--- Start of Data supplied ---

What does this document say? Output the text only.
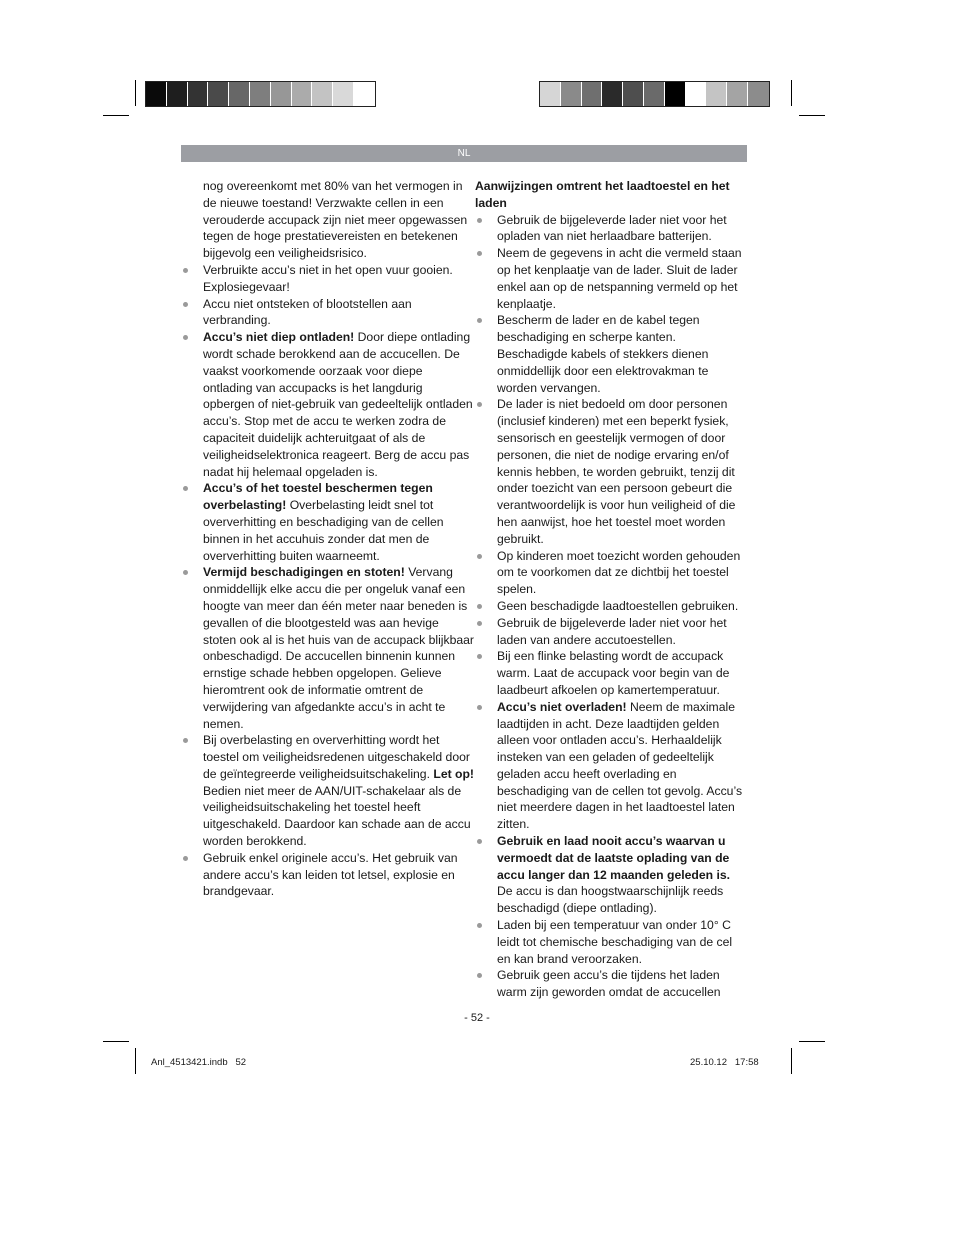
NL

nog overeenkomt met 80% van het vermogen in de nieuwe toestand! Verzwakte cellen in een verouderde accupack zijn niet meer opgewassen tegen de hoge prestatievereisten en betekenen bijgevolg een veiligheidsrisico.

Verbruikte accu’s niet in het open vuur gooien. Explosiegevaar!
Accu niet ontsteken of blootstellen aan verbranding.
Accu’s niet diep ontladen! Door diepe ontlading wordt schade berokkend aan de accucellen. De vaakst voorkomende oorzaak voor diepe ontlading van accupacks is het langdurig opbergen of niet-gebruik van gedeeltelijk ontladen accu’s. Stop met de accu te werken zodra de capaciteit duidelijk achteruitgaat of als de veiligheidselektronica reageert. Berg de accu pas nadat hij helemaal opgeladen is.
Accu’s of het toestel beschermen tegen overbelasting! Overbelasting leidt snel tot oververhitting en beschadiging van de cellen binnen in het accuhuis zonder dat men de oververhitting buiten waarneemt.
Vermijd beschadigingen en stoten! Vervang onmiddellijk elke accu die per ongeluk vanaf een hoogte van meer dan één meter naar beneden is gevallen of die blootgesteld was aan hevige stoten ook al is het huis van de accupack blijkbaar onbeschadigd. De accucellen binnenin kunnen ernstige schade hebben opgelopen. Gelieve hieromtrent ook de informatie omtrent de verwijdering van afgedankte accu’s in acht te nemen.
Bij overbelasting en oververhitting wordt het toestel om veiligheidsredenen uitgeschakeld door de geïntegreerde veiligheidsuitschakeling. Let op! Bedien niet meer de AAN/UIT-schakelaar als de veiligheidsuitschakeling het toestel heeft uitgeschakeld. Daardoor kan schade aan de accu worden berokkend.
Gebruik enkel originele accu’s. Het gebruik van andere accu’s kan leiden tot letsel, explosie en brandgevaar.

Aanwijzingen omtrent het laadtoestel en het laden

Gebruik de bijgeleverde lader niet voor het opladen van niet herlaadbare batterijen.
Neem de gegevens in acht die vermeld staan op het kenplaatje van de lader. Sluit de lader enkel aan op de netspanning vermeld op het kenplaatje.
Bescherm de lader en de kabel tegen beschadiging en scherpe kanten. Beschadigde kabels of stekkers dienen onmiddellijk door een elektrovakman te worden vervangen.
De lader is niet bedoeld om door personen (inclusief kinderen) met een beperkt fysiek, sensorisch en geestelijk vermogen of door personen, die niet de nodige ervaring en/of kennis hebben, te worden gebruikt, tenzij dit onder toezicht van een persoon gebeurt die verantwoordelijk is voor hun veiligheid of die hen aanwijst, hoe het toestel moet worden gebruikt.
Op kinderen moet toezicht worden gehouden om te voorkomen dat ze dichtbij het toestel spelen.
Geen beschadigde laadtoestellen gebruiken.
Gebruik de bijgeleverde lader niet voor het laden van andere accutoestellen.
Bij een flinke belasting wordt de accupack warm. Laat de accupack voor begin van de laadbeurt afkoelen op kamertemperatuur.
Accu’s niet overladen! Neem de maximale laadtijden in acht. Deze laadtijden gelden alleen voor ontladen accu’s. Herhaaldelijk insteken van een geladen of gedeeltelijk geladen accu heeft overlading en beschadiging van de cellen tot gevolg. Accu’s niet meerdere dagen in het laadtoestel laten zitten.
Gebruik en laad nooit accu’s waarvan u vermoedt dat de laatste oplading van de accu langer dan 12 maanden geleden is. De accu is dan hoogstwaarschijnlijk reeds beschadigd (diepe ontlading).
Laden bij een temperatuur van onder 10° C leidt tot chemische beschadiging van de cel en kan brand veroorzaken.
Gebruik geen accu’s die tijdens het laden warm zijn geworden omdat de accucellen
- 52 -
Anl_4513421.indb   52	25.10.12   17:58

--- End of Data supplied ---

* [Problem statement]: Write the records out again in full, exactly, and skip every picture.

* [Output of the exercise]:
What does this document say? Output the text only.
NL

nog overeenkomt met 80% van het vermogen in de nieuwe toestand! Verzwakte cellen in een verouderde accupack zijn niet meer opgewassen tegen de hoge prestatievereisten en betekenen bijgevolg een veiligheidsrisico.

Verbruikte accu’s niet in het open vuur gooien. Explosiegevaar!
Accu niet ontsteken of blootstellen aan verbranding.
Accu’s niet diep ontladen! Door diepe ontlading wordt schade berokkend aan de accucellen. De vaakst voorkomende oorzaak voor diepe ontlading van accupacks is het langdurig opbergen of niet-gebruik van gedeeltelijk ontladen accu’s. Stop met de accu te werken zodra de capaciteit duidelijk achteruitgaat of als de veiligheidselektronica reageert. Berg de accu pas nadat hij helemaal opgeladen is.
Accu’s of het toestel beschermen tegen overbelasting! Overbelasting leidt snel tot oververhitting en beschadiging van de cellen binnen in het accuhuis zonder dat men de oververhitting buiten waarneemt.
Vermijd beschadigingen en stoten! Vervang onmiddellijk elke accu die per ongeluk vanaf een hoogte van meer dan één meter naar beneden is gevallen of die blootgesteld was aan hevige stoten ook al is het huis van de accupack blijkbaar onbeschadigd. De accucellen binnenin kunnen ernstige schade hebben opgelopen. Gelieve hieromtrent ook de informatie omtrent de verwijdering van afgedankte accu’s in acht te nemen.
Bij overbelasting en oververhitting wordt het toestel om veiligheidsredenen uitgeschakeld door de geïntegreerde veiligheidsuitschakeling. Let op! Bedien niet meer de AAN/UIT-schakelaar als de veiligheidsuitschakeling het toestel heeft uitgeschakeld. Daardoor kan schade aan de accu worden berokkend.
Gebruik enkel originele accu’s. Het gebruik van andere accu’s kan leiden tot letsel, explosie en brandgevaar.

Aanwijzingen omtrent het laadtoestel en het laden

Gebruik de bijgeleverde lader niet voor het opladen van niet herlaadbare batterijen.
Neem de gegevens in acht die vermeld staan op het kenplaatje van de lader. Sluit de lader enkel aan op de netspanning vermeld op het kenplaatje.
Bescherm de lader en de kabel tegen beschadiging en scherpe kanten. Beschadigde kabels of stekkers dienen onmiddellijk door een elektrovakman te worden vervangen.
De lader is niet bedoeld om door personen (inclusief kinderen) met een beperkt fysiek, sensorisch en geestelijk vermogen of door personen, die niet de nodige ervaring en/of kennis hebben, te worden gebruikt, tenzij dit onder toezicht van een persoon gebeurt die verantwoordelijk is voor hun veiligheid of die hen aanwijst, hoe het toestel moet worden gebruikt.
Op kinderen moet toezicht worden gehouden om te voorkomen dat ze dichtbij het toestel spelen.
Geen beschadigde laadtoestellen gebruiken.
Gebruik de bijgeleverde lader niet voor het laden van andere accutoestellen.
Bij een flinke belasting wordt de accupack warm. Laat de accupack voor begin van de laadbeurt afkoelen op kamertemperatuur.
Accu’s niet overladen! Neem de maximale laadtijden in acht. Deze laadtijden gelden alleen voor ontladen accu’s. Herhaaldelijk insteken van een geladen of gedeeltelijk geladen accu heeft overlading en beschadiging van de cellen tot gevolg. Accu’s niet meerdere dagen in het laadtoestel laten zitten.
Gebruik en laad nooit accu’s waarvan u vermoedt dat de laatste oplading van de accu langer dan 12 maanden geleden is. De accu is dan hoogstwaarschijnlijk reeds beschadigd (diepe ontlading).
Laden bij een temperatuur van onder 10° C leidt tot chemische beschadiging van de cel en kan brand veroorzaken.
Gebruik geen accu’s die tijdens het laden warm zijn geworden omdat de accucellen
- 52 -
Anl_4513421.indb   52	25.10.12   17:58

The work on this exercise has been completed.